Start of Entries shown
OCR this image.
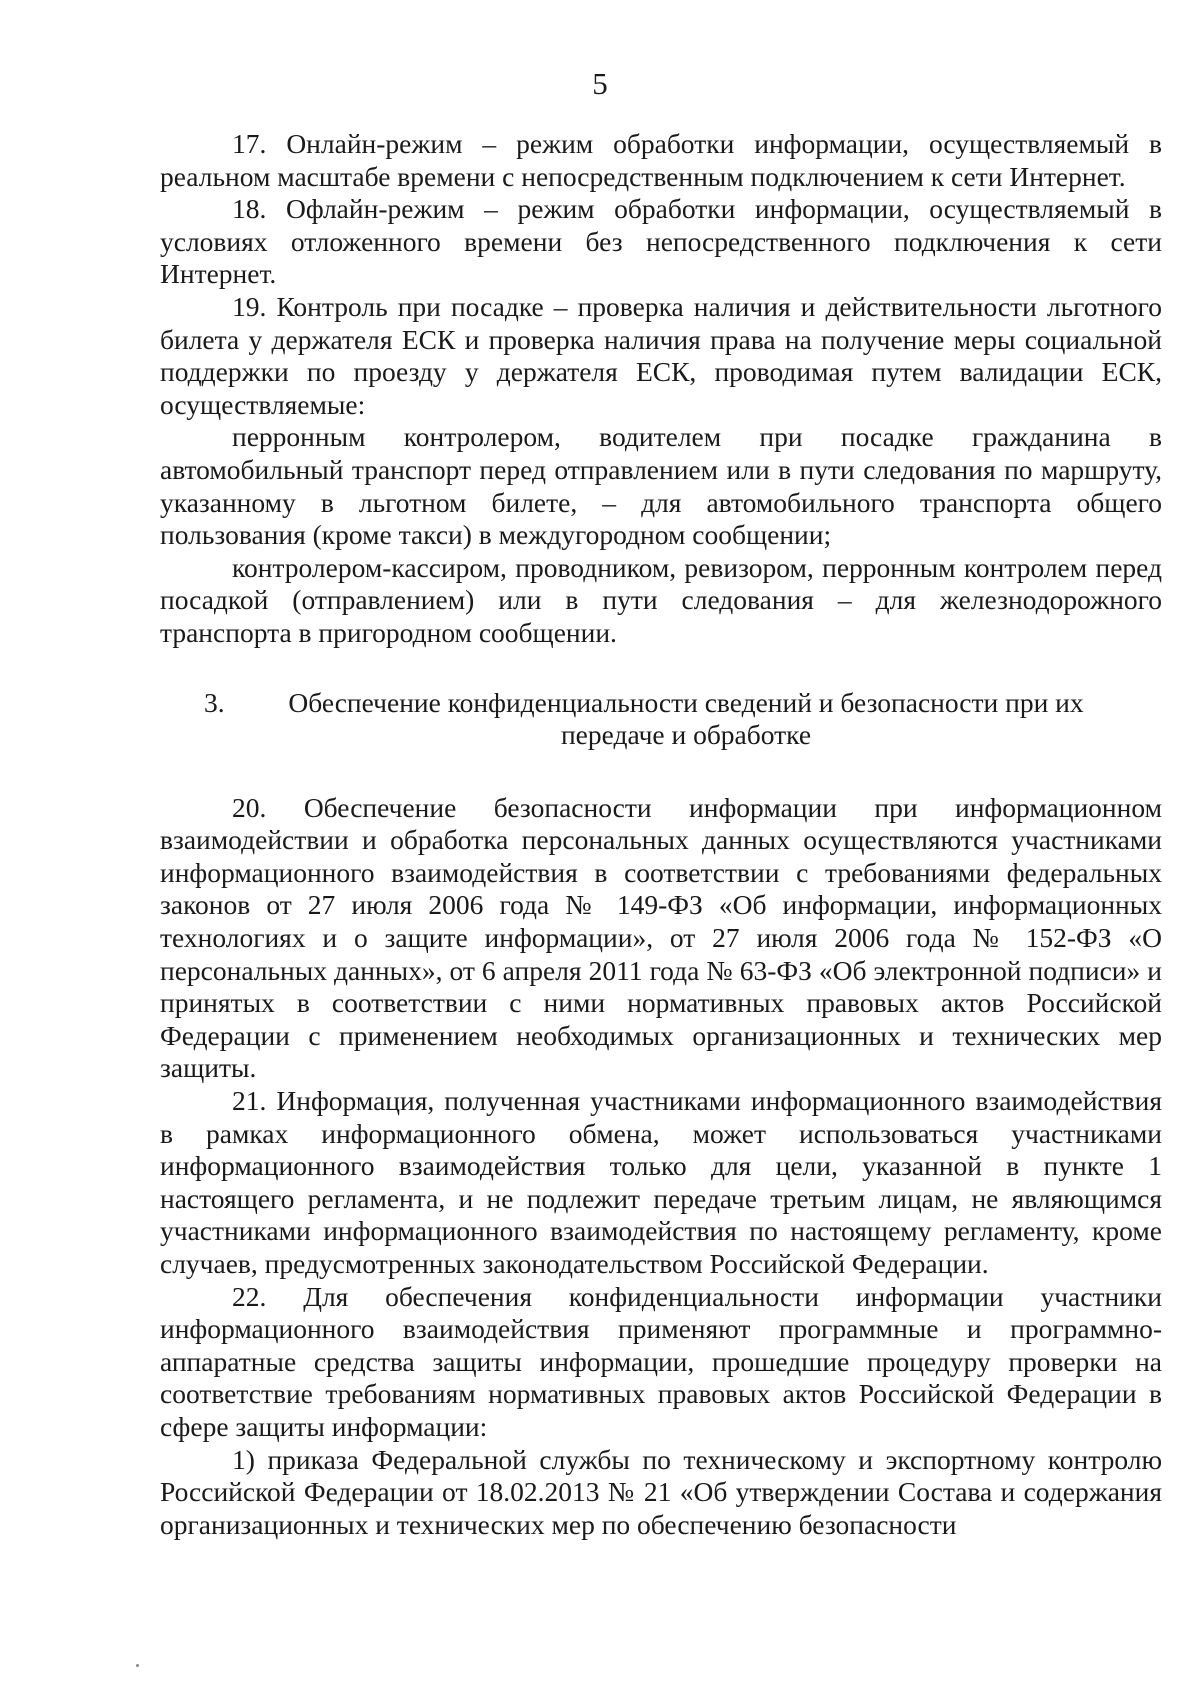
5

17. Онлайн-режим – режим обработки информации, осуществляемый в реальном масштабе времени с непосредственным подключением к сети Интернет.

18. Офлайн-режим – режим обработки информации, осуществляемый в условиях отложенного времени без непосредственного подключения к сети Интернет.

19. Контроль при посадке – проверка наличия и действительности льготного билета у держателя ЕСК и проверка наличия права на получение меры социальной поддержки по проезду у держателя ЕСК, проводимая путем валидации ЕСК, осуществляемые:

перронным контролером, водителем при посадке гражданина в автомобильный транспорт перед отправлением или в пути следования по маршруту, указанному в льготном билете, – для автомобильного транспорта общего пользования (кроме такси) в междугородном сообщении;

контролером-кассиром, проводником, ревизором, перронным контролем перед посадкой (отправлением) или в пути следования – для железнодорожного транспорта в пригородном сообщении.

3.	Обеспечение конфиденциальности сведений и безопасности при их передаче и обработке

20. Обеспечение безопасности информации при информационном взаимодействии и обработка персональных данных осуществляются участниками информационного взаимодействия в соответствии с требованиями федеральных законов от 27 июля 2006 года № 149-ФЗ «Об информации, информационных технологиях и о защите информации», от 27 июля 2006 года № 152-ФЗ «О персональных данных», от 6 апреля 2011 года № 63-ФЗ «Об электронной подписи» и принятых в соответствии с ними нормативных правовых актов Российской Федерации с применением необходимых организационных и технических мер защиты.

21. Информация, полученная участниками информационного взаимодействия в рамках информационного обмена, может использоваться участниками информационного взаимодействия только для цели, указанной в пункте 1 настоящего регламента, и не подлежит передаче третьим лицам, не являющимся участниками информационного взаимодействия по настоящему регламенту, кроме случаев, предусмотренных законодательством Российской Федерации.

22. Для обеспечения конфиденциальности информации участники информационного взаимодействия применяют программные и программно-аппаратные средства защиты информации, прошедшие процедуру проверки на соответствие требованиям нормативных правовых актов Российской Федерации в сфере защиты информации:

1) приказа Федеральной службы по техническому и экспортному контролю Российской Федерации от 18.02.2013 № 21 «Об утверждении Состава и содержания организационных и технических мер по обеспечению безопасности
End of Entries shown
Start of Entries shown
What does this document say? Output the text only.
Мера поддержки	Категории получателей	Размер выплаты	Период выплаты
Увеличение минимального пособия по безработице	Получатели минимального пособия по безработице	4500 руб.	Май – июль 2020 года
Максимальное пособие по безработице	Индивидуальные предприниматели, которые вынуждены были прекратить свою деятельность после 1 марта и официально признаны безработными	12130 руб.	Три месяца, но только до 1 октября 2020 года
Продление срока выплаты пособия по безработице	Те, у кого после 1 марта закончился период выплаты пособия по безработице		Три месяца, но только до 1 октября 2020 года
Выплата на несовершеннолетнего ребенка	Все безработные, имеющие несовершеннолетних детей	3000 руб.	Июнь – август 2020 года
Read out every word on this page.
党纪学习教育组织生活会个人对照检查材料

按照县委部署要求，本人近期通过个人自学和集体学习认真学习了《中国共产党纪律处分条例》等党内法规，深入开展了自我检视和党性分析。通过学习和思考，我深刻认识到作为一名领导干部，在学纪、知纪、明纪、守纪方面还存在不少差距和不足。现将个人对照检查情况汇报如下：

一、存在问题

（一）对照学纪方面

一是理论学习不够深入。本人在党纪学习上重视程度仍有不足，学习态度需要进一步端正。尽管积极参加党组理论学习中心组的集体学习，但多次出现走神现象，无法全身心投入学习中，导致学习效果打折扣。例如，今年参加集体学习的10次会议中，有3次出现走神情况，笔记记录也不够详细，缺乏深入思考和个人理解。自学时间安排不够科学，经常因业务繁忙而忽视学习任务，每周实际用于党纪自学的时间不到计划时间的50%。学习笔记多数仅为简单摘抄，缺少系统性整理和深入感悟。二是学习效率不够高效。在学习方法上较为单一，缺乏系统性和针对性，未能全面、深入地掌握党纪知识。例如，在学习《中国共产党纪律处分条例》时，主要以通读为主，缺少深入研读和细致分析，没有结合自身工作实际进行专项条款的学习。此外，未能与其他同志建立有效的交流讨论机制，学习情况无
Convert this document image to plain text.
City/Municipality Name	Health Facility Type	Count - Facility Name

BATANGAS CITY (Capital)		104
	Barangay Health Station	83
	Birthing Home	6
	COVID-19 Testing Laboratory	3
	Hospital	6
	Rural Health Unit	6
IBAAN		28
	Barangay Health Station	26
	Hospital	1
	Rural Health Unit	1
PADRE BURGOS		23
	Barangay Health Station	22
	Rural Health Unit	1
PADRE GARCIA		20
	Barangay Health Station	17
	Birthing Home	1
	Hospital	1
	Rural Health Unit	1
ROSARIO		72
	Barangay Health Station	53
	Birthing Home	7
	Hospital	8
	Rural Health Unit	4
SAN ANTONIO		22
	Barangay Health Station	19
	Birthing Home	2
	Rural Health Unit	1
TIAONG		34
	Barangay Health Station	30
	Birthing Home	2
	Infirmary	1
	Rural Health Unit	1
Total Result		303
End of Entries shown
Start of Entries shown
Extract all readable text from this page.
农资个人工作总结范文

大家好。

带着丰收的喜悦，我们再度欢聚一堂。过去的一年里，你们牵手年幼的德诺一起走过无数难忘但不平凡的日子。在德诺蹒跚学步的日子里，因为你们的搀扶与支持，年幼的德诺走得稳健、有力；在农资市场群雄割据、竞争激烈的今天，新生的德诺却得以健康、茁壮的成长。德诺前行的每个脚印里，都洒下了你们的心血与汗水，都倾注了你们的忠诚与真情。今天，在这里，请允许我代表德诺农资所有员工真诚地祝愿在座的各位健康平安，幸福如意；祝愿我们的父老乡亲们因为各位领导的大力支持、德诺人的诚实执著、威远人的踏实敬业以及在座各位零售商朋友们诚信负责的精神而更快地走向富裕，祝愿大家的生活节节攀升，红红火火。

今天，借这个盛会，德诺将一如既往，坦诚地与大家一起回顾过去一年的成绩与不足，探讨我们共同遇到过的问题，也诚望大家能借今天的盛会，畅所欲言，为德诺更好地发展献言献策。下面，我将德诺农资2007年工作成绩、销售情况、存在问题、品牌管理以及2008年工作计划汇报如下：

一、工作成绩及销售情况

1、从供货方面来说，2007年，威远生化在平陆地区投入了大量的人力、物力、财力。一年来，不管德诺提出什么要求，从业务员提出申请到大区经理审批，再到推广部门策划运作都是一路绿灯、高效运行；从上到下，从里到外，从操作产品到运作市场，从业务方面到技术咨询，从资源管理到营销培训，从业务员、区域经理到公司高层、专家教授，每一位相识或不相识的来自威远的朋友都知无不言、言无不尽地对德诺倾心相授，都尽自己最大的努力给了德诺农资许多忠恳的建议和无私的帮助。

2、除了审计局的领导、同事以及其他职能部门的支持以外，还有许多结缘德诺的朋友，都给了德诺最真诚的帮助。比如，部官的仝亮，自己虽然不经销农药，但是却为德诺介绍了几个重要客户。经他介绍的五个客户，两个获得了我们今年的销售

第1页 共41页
End of Entries shown
Task to complete: Pull every line containing "пути" from the material above.

Expected answer:
перронным контролером, водителем при посадке гражданина в автомобильный транспорт перед отправлением или в пути следования по маршруту, указанному в льготном билете, – для автомобильного транспорта общего пользования (кроме такси) в междугородном сообщении;
контролером-кассиром, проводником, ревизором, перронным контролем перед посадкой (отправлением) или в пути следования – для железнодорожного транспорта в пригородном сообщении.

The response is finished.